(Collection entries)
^^^^
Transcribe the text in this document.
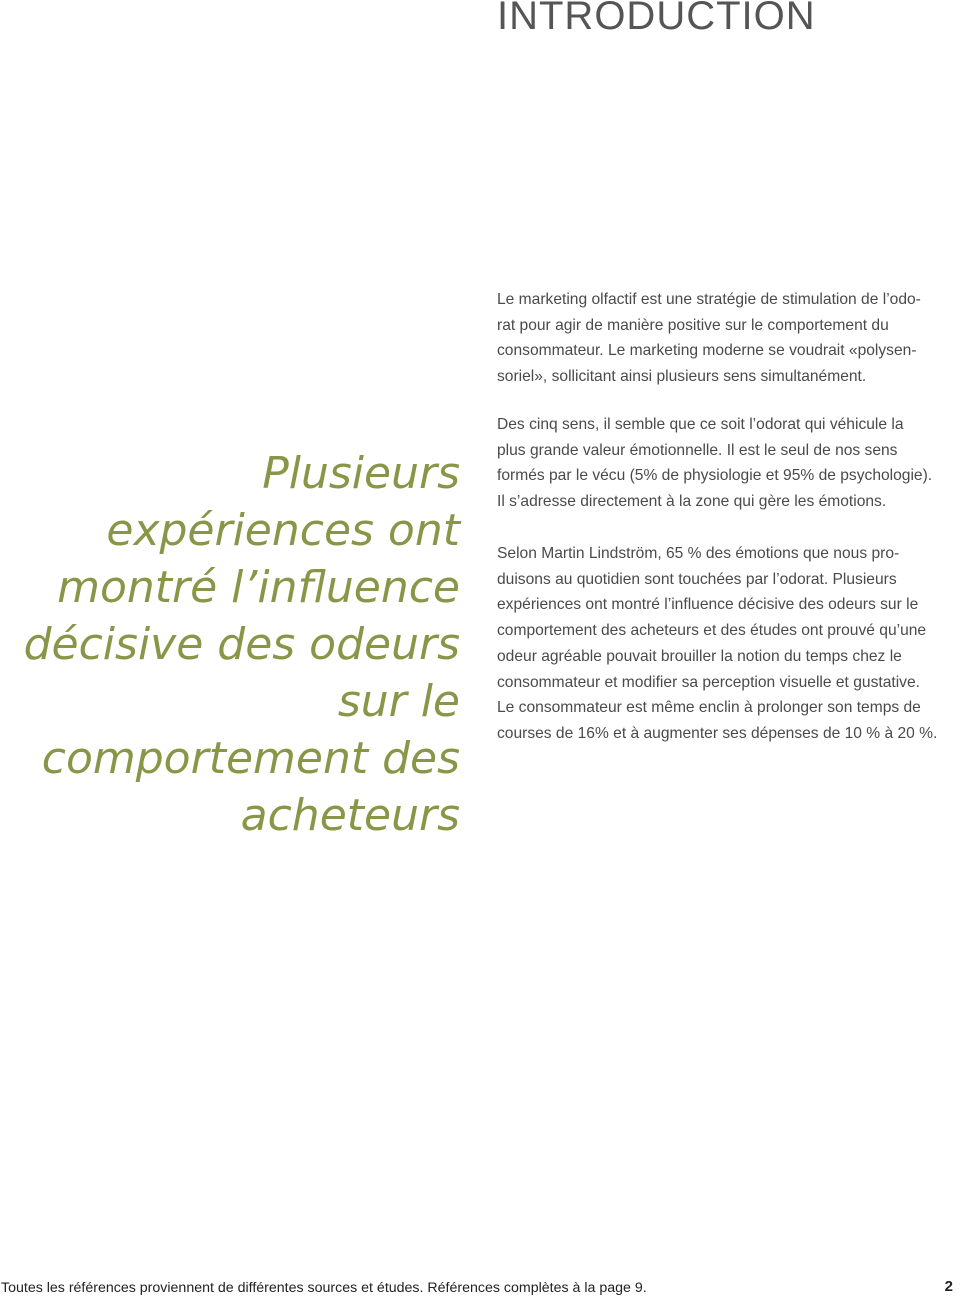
INTRODUCTION

Plusieurs expériences ont montré l’influence décisive des odeurs sur le comportement des acheteurs

Le marketing olfactif est une stratégie de stimulation de l’odo-
rat pour agir de manière positive sur le comportement du
consommateur. Le marketing moderne se voudrait «polysen-
soriel», sollicitant ainsi plusieurs sens simultanément.

Des cinq sens, il semble que ce soit l’odorat qui véhicule la
plus grande valeur émotionnelle. Il est le seul de nos sens
formés par le vécu (5% de physiologie et 95% de psychologie).
Il s’adresse directement à la zone qui gère les émotions.

Selon Martin Lindström, 65 % des émotions que nous pro-
duisons au quotidien sont touchées par l’odorat. Plusieurs
expériences ont montré l’influence décisive des odeurs sur le
comportement des acheteurs et des études ont prouvé qu’une
odeur agréable pouvait brouiller la notion du temps chez le
consommateur et modifier sa perception visuelle et gustative.
Le consommateur est même enclin à prolonger son temps de
courses de 16% et à augmenter ses dépenses de 10 % à 20 %.

Toutes les références proviennent de différentes sources et études. Références complètes à la page 9.	2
^^^^
Task goal -> Go through the entries above and pull out each line with "montré" in it.

Full response ->
Plusieurs expériences ont montré l’influence décisive des odeurs sur le comportement des acheteurs
expériences ont montré l’influence décisive des odeurs sur le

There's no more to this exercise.